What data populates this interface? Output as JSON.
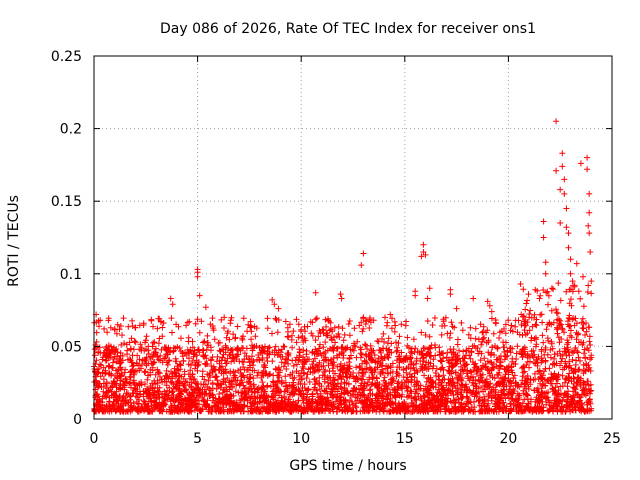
{
  "chart_data": {
    "type": "scatter",
    "title": "Day 086 of 2026, Rate Of TEC Index for receiver ons1",
    "xlabel": "GPS time / hours",
    "ylabel": "ROTI / TECUs",
    "xlim": [
      0,
      25
    ],
    "ylim": [
      0,
      0.25
    ],
    "grid": true,
    "marker": "+",
    "color": "#ff0000",
    "x_ticks": [
      0,
      5,
      10,
      15,
      20,
      25
    ],
    "x_tick_labels": [
      "0",
      "5",
      "10",
      "15",
      "20",
      "25"
    ],
    "y_ticks": [
      0,
      0.05,
      0.1,
      0.15,
      0.2,
      0.25
    ],
    "y_tick_labels": [
      "0",
      "0.05",
      "0.1",
      "0.15",
      "0.2",
      "0.25"
    ],
    "series": [
      {
        "name": "ROTI",
        "x_range": [
          0,
          24
        ],
        "baseline_band": [
          0.005,
          0.05
        ],
        "typical_peak": 0.07,
        "outliers": [
          {
            "x": 0.1,
            "y": 0.072
          },
          {
            "x": 0.3,
            "y": 0.068
          },
          {
            "x": 1.0,
            "y": 0.062
          },
          {
            "x": 2.4,
            "y": 0.066
          },
          {
            "x": 3.3,
            "y": 0.063
          },
          {
            "x": 3.7,
            "y": 0.083
          },
          {
            "x": 3.8,
            "y": 0.079
          },
          {
            "x": 4.6,
            "y": 0.067
          },
          {
            "x": 5.0,
            "y": 0.103
          },
          {
            "x": 5.0,
            "y": 0.101
          },
          {
            "x": 5.0,
            "y": 0.098
          },
          {
            "x": 5.1,
            "y": 0.085
          },
          {
            "x": 5.4,
            "y": 0.077
          },
          {
            "x": 6.6,
            "y": 0.068
          },
          {
            "x": 8.6,
            "y": 0.082
          },
          {
            "x": 8.7,
            "y": 0.079
          },
          {
            "x": 8.9,
            "y": 0.076
          },
          {
            "x": 10.7,
            "y": 0.087
          },
          {
            "x": 11.3,
            "y": 0.068
          },
          {
            "x": 11.9,
            "y": 0.086
          },
          {
            "x": 11.95,
            "y": 0.083
          },
          {
            "x": 13.0,
            "y": 0.114
          },
          {
            "x": 12.9,
            "y": 0.106
          },
          {
            "x": 13.0,
            "y": 0.07
          },
          {
            "x": 13.5,
            "y": 0.068
          },
          {
            "x": 14.3,
            "y": 0.072
          },
          {
            "x": 15.5,
            "y": 0.088
          },
          {
            "x": 15.5,
            "y": 0.085
          },
          {
            "x": 15.9,
            "y": 0.12
          },
          {
            "x": 15.9,
            "y": 0.115
          },
          {
            "x": 15.8,
            "y": 0.112
          },
          {
            "x": 16.0,
            "y": 0.113
          },
          {
            "x": 16.2,
            "y": 0.09
          },
          {
            "x": 16.1,
            "y": 0.083
          },
          {
            "x": 17.2,
            "y": 0.089
          },
          {
            "x": 17.2,
            "y": 0.086
          },
          {
            "x": 17.5,
            "y": 0.076
          },
          {
            "x": 18.3,
            "y": 0.083
          },
          {
            "x": 19.0,
            "y": 0.081
          },
          {
            "x": 19.1,
            "y": 0.078
          },
          {
            "x": 19.2,
            "y": 0.074
          },
          {
            "x": 20.1,
            "y": 0.061
          },
          {
            "x": 21.0,
            "y": 0.07
          },
          {
            "x": 21.3,
            "y": 0.089
          },
          {
            "x": 21.5,
            "y": 0.083
          },
          {
            "x": 21.7,
            "y": 0.136
          },
          {
            "x": 21.7,
            "y": 0.125
          },
          {
            "x": 21.8,
            "y": 0.108
          },
          {
            "x": 21.8,
            "y": 0.1
          },
          {
            "x": 22.1,
            "y": 0.09
          },
          {
            "x": 22.3,
            "y": 0.205
          },
          {
            "x": 22.3,
            "y": 0.171
          },
          {
            "x": 22.5,
            "y": 0.158
          },
          {
            "x": 22.5,
            "y": 0.135
          },
          {
            "x": 22.6,
            "y": 0.183
          },
          {
            "x": 22.6,
            "y": 0.174
          },
          {
            "x": 22.7,
            "y": 0.165
          },
          {
            "x": 22.7,
            "y": 0.155
          },
          {
            "x": 22.8,
            "y": 0.145
          },
          {
            "x": 22.8,
            "y": 0.132
          },
          {
            "x": 22.9,
            "y": 0.128
          },
          {
            "x": 22.9,
            "y": 0.118
          },
          {
            "x": 23.0,
            "y": 0.11
          },
          {
            "x": 23.0,
            "y": 0.1
          },
          {
            "x": 23.1,
            "y": 0.095
          },
          {
            "x": 23.2,
            "y": 0.092
          },
          {
            "x": 23.3,
            "y": 0.107
          },
          {
            "x": 23.4,
            "y": 0.088
          },
          {
            "x": 23.5,
            "y": 0.176
          },
          {
            "x": 23.6,
            "y": 0.098
          },
          {
            "x": 23.8,
            "y": 0.18
          },
          {
            "x": 23.8,
            "y": 0.172
          },
          {
            "x": 23.9,
            "y": 0.155
          },
          {
            "x": 23.9,
            "y": 0.142
          },
          {
            "x": 23.85,
            "y": 0.133
          },
          {
            "x": 23.9,
            "y": 0.128
          },
          {
            "x": 23.95,
            "y": 0.115
          },
          {
            "x": 24.0,
            "y": 0.095
          }
        ]
      }
    ]
  }
}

===

§ REQUIRED WORK: The data above needs to be retyped exactly, with the images left out.

§ TASK RESULT:
What data populates this interface? Output as JSON.
{
  "chart_data": {
    "type": "scatter",
    "title": "Day 086 of 2026, Rate Of TEC Index for receiver ons1",
    "xlabel": "GPS time / hours",
    "ylabel": "ROTI / TECUs",
    "xlim": [
      0,
      25
    ],
    "ylim": [
      0,
      0.25
    ],
    "grid": true,
    "marker": "+",
    "color": "#ff0000",
    "x_ticks": [
      0,
      5,
      10,
      15,
      20,
      25
    ],
    "x_tick_labels": [
      "0",
      "5",
      "10",
      "15",
      "20",
      "25"
    ],
    "y_ticks": [
      0,
      0.05,
      0.1,
      0.15,
      0.2,
      0.25
    ],
    "y_tick_labels": [
      "0",
      "0.05",
      "0.1",
      "0.15",
      "0.2",
      "0.25"
    ],
    "series": [
      {
        "name": "ROTI",
        "x_range": [
          0,
          24
        ],
        "baseline_band": [
          0.005,
          0.05
        ],
        "typical_peak": 0.07,
        "outliers": [
          {
            "x": 0.1,
            "y": 0.072
          },
          {
            "x": 0.3,
            "y": 0.068
          },
          {
            "x": 1.0,
            "y": 0.062
          },
          {
            "x": 2.4,
            "y": 0.066
          },
          {
            "x": 3.3,
            "y": 0.063
          },
          {
            "x": 3.7,
            "y": 0.083
          },
          {
            "x": 3.8,
            "y": 0.079
          },
          {
            "x": 4.6,
            "y": 0.067
          },
          {
            "x": 5.0,
            "y": 0.103
          },
          {
            "x": 5.0,
            "y": 0.101
          },
          {
            "x": 5.0,
            "y": 0.098
          },
          {
            "x": 5.1,
            "y": 0.085
          },
          {
            "x": 5.4,
            "y": 0.077
          },
          {
            "x": 6.6,
            "y": 0.068
          },
          {
            "x": 8.6,
            "y": 0.082
          },
          {
            "x": 8.7,
            "y": 0.079
          },
          {
            "x": 8.9,
            "y": 0.076
          },
          {
            "x": 10.7,
            "y": 0.087
          },
          {
            "x": 11.3,
            "y": 0.068
          },
          {
            "x": 11.9,
            "y": 0.086
          },
          {
            "x": 11.95,
            "y": 0.083
          },
          {
            "x": 13.0,
            "y": 0.114
          },
          {
            "x": 12.9,
            "y": 0.106
          },
          {
            "x": 13.0,
            "y": 0.07
          },
          {
            "x": 13.5,
            "y": 0.068
          },
          {
            "x": 14.3,
            "y": 0.072
          },
          {
            "x": 15.5,
            "y": 0.088
          },
          {
            "x": 15.5,
            "y": 0.085
          },
          {
            "x": 15.9,
            "y": 0.12
          },
          {
            "x": 15.9,
            "y": 0.115
          },
          {
            "x": 15.8,
            "y": 0.112
          },
          {
            "x": 16.0,
            "y": 0.113
          },
          {
            "x": 16.2,
            "y": 0.09
          },
          {
            "x": 16.1,
            "y": 0.083
          },
          {
            "x": 17.2,
            "y": 0.089
          },
          {
            "x": 17.2,
            "y": 0.086
          },
          {
            "x": 17.5,
            "y": 0.076
          },
          {
            "x": 18.3,
            "y": 0.083
          },
          {
            "x": 19.0,
            "y": 0.081
          },
          {
            "x": 19.1,
            "y": 0.078
          },
          {
            "x": 19.2,
            "y": 0.074
          },
          {
            "x": 20.1,
            "y": 0.061
          },
          {
            "x": 21.0,
            "y": 0.07
          },
          {
            "x": 21.3,
            "y": 0.089
          },
          {
            "x": 21.5,
            "y": 0.083
          },
          {
            "x": 21.7,
            "y": 0.136
          },
          {
            "x": 21.7,
            "y": 0.125
          },
          {
            "x": 21.8,
            "y": 0.108
          },
          {
            "x": 21.8,
            "y": 0.1
          },
          {
            "x": 22.1,
            "y": 0.09
          },
          {
            "x": 22.3,
            "y": 0.205
          },
          {
            "x": 22.3,
            "y": 0.171
          },
          {
            "x": 22.5,
            "y": 0.158
          },
          {
            "x": 22.5,
            "y": 0.135
          },
          {
            "x": 22.6,
            "y": 0.183
          },
          {
            "x": 22.6,
            "y": 0.174
          },
          {
            "x": 22.7,
            "y": 0.165
          },
          {
            "x": 22.7,
            "y": 0.155
          },
          {
            "x": 22.8,
            "y": 0.145
          },
          {
            "x": 22.8,
            "y": 0.132
          },
          {
            "x": 22.9,
            "y": 0.128
          },
          {
            "x": 22.9,
            "y": 0.118
          },
          {
            "x": 23.0,
            "y": 0.11
          },
          {
            "x": 23.0,
            "y": 0.1
          },
          {
            "x": 23.1,
            "y": 0.095
          },
          {
            "x": 23.2,
            "y": 0.092
          },
          {
            "x": 23.3,
            "y": 0.107
          },
          {
            "x": 23.4,
            "y": 0.088
          },
          {
            "x": 23.5,
            "y": 0.176
          },
          {
            "x": 23.6,
            "y": 0.098
          },
          {
            "x": 23.8,
            "y": 0.18
          },
          {
            "x": 23.8,
            "y": 0.172
          },
          {
            "x": 23.9,
            "y": 0.155
          },
          {
            "x": 23.9,
            "y": 0.142
          },
          {
            "x": 23.85,
            "y": 0.133
          },
          {
            "x": 23.9,
            "y": 0.128
          },
          {
            "x": 23.95,
            "y": 0.115
          },
          {
            "x": 24.0,
            "y": 0.095
          }
        ]
      }
    ]
  }
}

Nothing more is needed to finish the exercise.